### Brief
Find the lines in the material below that include the word "name", count them, and give that count alone.

### Data for review

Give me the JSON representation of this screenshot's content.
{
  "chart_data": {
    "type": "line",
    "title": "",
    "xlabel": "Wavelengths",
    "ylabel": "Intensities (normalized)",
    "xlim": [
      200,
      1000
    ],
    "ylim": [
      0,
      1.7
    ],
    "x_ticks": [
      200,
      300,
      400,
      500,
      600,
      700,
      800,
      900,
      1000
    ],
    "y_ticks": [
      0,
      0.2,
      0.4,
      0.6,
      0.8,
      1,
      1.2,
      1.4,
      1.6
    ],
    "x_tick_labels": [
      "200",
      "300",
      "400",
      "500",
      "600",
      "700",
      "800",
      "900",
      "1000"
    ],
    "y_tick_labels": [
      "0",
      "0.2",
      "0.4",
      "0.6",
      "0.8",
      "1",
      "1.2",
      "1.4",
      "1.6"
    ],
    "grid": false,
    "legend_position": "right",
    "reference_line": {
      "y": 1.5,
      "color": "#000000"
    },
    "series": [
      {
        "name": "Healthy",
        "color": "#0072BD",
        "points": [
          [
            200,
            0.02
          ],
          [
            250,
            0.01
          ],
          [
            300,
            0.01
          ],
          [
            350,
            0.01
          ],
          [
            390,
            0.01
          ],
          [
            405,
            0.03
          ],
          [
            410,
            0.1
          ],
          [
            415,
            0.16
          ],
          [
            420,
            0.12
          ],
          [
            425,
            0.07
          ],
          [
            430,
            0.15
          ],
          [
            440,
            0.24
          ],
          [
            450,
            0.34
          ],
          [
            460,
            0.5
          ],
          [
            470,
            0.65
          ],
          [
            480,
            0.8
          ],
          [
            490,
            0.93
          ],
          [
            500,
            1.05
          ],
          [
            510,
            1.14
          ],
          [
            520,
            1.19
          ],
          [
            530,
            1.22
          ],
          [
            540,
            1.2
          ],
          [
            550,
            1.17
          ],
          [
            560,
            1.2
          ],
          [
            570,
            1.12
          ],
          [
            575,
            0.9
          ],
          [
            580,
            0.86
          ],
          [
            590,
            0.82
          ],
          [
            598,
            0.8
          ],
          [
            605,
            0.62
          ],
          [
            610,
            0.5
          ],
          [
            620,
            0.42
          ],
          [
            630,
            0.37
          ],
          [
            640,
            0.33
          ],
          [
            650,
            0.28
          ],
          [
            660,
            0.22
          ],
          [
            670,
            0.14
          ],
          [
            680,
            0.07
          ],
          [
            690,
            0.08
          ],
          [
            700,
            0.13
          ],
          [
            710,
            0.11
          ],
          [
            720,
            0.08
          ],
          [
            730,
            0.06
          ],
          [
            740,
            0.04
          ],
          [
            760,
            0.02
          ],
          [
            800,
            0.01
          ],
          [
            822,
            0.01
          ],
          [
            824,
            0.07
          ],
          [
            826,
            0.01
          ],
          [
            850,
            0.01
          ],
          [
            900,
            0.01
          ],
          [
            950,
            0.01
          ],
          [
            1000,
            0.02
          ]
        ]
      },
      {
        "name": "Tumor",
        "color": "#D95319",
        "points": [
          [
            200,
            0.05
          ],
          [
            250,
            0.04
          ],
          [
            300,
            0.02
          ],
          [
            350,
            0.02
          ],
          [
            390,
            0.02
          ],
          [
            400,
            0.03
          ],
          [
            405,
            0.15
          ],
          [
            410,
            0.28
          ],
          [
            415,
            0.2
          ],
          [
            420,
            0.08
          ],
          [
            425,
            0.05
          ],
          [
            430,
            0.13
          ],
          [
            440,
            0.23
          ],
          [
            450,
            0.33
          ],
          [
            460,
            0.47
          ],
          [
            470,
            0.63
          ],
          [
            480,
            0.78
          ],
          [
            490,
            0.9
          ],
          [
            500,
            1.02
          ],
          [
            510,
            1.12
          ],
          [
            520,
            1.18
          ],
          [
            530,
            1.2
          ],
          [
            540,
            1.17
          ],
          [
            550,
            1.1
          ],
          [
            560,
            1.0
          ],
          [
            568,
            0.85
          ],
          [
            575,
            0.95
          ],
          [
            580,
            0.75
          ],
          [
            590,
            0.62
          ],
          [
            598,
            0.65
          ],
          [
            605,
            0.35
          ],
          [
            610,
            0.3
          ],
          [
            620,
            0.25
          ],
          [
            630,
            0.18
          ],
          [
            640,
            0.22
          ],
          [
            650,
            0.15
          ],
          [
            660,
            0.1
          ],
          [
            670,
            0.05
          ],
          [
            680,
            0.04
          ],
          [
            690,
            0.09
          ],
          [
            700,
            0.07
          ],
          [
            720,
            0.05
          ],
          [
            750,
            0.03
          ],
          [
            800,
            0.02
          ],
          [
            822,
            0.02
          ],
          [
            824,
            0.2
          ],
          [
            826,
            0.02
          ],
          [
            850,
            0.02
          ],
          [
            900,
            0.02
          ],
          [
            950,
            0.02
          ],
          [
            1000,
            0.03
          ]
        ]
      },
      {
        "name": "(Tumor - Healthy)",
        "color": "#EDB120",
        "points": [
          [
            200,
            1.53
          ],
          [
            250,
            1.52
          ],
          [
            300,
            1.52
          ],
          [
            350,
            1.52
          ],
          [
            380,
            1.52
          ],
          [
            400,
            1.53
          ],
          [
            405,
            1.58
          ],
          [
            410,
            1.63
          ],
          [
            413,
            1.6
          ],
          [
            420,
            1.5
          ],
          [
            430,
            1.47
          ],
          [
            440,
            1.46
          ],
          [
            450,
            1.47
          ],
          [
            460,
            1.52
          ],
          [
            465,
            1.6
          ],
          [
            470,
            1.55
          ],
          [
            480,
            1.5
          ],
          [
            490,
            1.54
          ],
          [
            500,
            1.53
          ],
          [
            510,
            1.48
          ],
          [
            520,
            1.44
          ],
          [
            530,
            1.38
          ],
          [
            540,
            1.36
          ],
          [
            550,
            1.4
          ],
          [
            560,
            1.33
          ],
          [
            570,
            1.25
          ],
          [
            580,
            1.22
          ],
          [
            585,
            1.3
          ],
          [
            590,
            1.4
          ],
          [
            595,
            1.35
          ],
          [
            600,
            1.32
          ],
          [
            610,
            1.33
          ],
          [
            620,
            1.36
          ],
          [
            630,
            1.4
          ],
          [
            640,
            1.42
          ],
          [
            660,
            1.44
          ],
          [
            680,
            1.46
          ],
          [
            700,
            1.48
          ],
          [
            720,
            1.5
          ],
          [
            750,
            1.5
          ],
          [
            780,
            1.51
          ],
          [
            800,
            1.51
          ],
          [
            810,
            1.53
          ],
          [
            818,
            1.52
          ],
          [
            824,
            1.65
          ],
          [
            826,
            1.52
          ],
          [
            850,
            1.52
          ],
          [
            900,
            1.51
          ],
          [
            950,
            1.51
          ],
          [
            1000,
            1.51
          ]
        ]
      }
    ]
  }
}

### Exercise response
3